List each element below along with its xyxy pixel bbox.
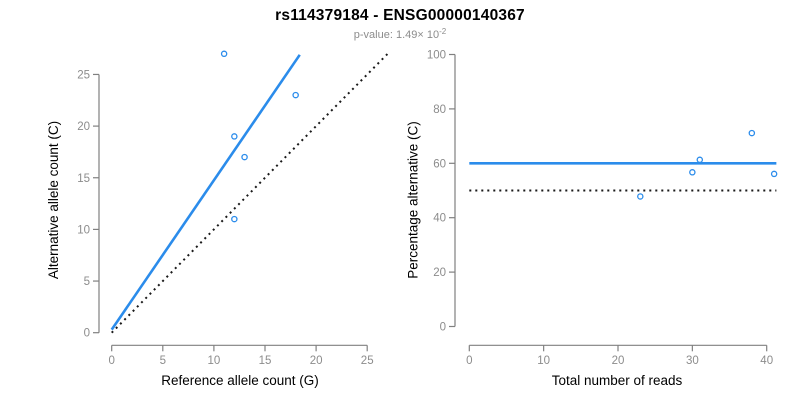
x-axis-title: Total number of reads: [552, 373, 683, 388]
y-tick-label: 80: [433, 104, 446, 116]
data-point: [770, 170, 778, 178]
y-tick-label: 40: [433, 213, 446, 225]
y-tick-label: 20: [433, 267, 446, 279]
x-tick-label: 20: [612, 355, 625, 367]
data-point: [637, 193, 644, 200]
y-axis-title: Percentage alternative (C): [406, 121, 421, 279]
y-tick-label: 0: [440, 322, 446, 334]
y-tick-label: 60: [433, 158, 446, 170]
x-tick-label: 25: [361, 355, 374, 367]
data-point: [689, 169, 696, 176]
data-point: [231, 215, 238, 223]
x-axis-title: Reference allele count (G): [161, 373, 319, 388]
x-tick-label: 40: [760, 355, 773, 367]
y-tick-label: 20: [77, 121, 90, 133]
y-tick-label: 15: [77, 173, 90, 185]
data-point: [231, 133, 238, 140]
x-tick-label: 20: [310, 355, 323, 367]
x-tick-label: 15: [259, 355, 272, 367]
data-point: [748, 129, 756, 137]
x-tick-label: 5: [160, 355, 166, 367]
percentage-alternative-scatter-plot: 0 20 40 60 80 100 0 10 20 30 40 Total number of rea…: [406, 50, 778, 388]
y-tick-label: 10: [77, 224, 90, 236]
y-tick-label: 0: [84, 328, 90, 340]
y-tick-label: 100: [427, 50, 446, 62]
data-point: [220, 50, 228, 58]
x-tick-label: 0: [108, 355, 114, 367]
allele-count-scatter-plot: 0 5 10 15 20 25 0 5 10 15 20 25 Reference allele cou…: [46, 50, 389, 388]
data-point: [696, 156, 704, 164]
x-tick-label: 30: [686, 355, 699, 367]
x-tick-label: 10: [537, 355, 550, 367]
y-tick-label: 5: [84, 276, 90, 288]
data-point: [292, 91, 299, 99]
page-title: rs114379184 - ENSG00000140367: [275, 7, 525, 24]
p-value-text: p-value: 1.49× 10: [353, 29, 440, 41]
y-tick-label: 25: [77, 69, 90, 81]
y-axis-title: Alternative allele count (C): [46, 121, 61, 279]
data-point: [241, 153, 248, 161]
x-tick-label: 10: [208, 355, 221, 367]
x-tick-label: 0: [466, 355, 472, 367]
identity-line: [110, 53, 389, 334]
p-value-exponent: -2: [439, 27, 447, 36]
fit-line: [110, 54, 301, 331]
p-value-subtitle: p-value: 1.49× 10-2: [0, 27, 800, 41]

◆ **Task**: Write out every line above character for character, omitting the picture.

◆ **Reply to the exercise**:
List each element below along with its xyxy pixel bbox.
x-axis-title: Total number of reads: [552, 373, 683, 388]
y-tick-label: 80: [433, 104, 446, 116]
data-point: [770, 170, 778, 178]
y-tick-label: 40: [433, 213, 446, 225]
y-tick-label: 20: [433, 267, 446, 279]
x-tick-label: 20: [612, 355, 625, 367]
data-point: [637, 193, 644, 200]
y-axis-title: Percentage alternative (C): [406, 121, 421, 279]
y-tick-label: 0: [440, 322, 446, 334]
y-tick-label: 60: [433, 158, 446, 170]
x-tick-label: 25: [361, 355, 374, 367]
data-point: [689, 169, 696, 176]
data-point: [231, 215, 238, 223]
x-axis-title: Reference allele count (G): [161, 373, 319, 388]
x-tick-label: 40: [760, 355, 773, 367]
y-tick-label: 20: [77, 121, 90, 133]
y-tick-label: 15: [77, 173, 90, 185]
data-point: [231, 133, 238, 140]
x-tick-label: 20: [310, 355, 323, 367]
x-tick-label: 15: [259, 355, 272, 367]
data-point: [748, 129, 756, 137]
x-tick-label: 5: [160, 355, 166, 367]
percentage-alternative-scatter-plot: 0 20 40 60 80 100 0 10 20 30 40 Total number of rea…: [406, 50, 778, 388]
y-tick-label: 10: [77, 224, 90, 236]
y-tick-label: 0: [84, 328, 90, 340]
y-tick-label: 100: [427, 50, 446, 62]
data-point: [220, 50, 228, 58]
x-tick-label: 0: [108, 355, 114, 367]
allele-count-scatter-plot: 0 5 10 15 20 25 0 5 10 15 20 25 Reference allele cou…: [46, 50, 389, 388]
data-point: [696, 156, 704, 164]
x-tick-label: 30: [686, 355, 699, 367]
x-tick-label: 10: [537, 355, 550, 367]
y-tick-label: 5: [84, 276, 90, 288]
data-point: [292, 91, 299, 99]
page-title: rs114379184 - ENSG00000140367: [275, 7, 525, 24]
p-value-text: p-value: 1.49× 10: [353, 29, 440, 41]
y-tick-label: 25: [77, 69, 90, 81]
y-axis-title: Alternative allele count (C): [46, 121, 61, 279]
data-point: [241, 153, 248, 161]
x-tick-label: 10: [208, 355, 221, 367]
x-tick-label: 0: [466, 355, 472, 367]
identity-line: [110, 53, 389, 334]
p-value-exponent: -2: [439, 27, 447, 36]
fit-line: [110, 54, 301, 331]
p-value-subtitle: p-value: 1.49× 10-2: [0, 27, 800, 41]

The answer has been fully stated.